== Your objective ==
In every line of the material below, substitute "Break down" for "Decompose" and write all the lines out again with nothing else changed.

== Dataset extract ==

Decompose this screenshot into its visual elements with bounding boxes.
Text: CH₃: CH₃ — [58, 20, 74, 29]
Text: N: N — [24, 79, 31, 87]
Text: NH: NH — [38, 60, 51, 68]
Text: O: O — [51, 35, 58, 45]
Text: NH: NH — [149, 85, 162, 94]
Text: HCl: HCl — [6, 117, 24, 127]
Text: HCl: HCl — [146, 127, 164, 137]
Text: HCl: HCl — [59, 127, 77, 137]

== Solution below ==
Break down this screenshot into its visual elements with bounding boxes.
Text: CH₃: CH₃ — [58, 20, 74, 29]
Text: N: N — [24, 79, 31, 87]
Text: NH: NH — [38, 60, 51, 68]
Text: O: O — [51, 35, 58, 45]
Text: NH: NH — [149, 85, 162, 94]
Text: HCl: HCl — [6, 117, 24, 127]
Text: HCl: HCl — [146, 127, 164, 137]
Text: HCl: HCl — [59, 127, 77, 137]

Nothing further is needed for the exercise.